### REQUIREMENTS
Select from the data all lines with the word "xiaohongshu".

### RECORDS TO PROCESS
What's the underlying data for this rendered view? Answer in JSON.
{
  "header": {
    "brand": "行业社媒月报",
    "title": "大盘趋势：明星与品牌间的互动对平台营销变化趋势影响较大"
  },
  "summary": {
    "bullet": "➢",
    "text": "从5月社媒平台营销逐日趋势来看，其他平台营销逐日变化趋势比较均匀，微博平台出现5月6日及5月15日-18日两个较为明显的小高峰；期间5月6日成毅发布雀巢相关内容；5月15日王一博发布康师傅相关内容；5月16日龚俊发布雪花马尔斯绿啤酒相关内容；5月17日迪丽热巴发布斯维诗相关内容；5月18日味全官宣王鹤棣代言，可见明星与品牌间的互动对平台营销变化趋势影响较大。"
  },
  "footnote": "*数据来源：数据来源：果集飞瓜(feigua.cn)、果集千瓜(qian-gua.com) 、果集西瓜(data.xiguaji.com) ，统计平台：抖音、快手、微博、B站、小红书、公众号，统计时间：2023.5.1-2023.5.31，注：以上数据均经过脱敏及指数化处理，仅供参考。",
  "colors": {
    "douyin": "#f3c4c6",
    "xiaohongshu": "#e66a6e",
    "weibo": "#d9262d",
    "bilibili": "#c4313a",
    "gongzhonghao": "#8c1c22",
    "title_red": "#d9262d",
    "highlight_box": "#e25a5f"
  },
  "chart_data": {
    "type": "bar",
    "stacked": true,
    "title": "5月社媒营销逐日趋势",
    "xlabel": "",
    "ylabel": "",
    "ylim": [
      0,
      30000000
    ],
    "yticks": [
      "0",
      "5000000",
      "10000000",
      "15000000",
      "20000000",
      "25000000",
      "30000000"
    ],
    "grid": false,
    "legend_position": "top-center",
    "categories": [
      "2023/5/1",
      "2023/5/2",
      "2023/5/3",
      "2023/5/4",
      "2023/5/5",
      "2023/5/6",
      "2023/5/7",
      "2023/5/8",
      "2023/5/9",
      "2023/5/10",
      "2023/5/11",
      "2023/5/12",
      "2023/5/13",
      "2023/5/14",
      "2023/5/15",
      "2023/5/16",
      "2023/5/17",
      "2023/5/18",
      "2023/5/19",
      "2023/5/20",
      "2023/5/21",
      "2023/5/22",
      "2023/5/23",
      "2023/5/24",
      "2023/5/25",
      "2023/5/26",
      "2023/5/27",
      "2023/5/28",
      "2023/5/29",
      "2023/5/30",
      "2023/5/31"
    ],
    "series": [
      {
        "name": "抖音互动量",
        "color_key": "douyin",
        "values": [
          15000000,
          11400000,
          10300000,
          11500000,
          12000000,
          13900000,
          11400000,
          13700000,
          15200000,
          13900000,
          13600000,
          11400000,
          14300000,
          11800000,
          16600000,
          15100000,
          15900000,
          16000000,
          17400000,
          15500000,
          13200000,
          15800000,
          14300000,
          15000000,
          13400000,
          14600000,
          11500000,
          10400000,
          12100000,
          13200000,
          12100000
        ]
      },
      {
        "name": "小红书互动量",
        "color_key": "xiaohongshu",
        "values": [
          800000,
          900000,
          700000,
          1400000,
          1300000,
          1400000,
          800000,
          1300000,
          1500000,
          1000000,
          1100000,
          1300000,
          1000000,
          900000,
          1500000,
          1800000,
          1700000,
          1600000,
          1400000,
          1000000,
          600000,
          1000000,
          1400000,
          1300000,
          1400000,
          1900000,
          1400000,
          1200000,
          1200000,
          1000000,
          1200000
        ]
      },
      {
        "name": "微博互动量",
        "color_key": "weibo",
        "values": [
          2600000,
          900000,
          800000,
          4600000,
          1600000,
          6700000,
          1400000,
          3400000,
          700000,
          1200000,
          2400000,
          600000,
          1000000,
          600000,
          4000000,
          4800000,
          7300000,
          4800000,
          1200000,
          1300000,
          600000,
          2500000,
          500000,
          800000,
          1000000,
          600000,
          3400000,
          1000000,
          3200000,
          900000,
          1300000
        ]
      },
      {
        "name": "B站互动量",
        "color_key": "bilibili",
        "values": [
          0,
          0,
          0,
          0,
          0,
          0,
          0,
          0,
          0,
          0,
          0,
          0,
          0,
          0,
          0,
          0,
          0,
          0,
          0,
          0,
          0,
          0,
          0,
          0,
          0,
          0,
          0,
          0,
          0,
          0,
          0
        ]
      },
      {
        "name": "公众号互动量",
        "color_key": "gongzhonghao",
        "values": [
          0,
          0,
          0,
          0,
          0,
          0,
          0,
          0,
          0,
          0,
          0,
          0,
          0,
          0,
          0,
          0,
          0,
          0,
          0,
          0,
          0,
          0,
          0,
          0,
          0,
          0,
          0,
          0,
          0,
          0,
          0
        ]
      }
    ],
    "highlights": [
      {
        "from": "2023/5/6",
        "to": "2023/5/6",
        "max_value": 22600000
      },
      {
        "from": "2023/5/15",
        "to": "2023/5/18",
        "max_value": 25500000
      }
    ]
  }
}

### RESULT
    "xiaohongshu": "#e66a6e",
        "color_key": "xiaohongshu",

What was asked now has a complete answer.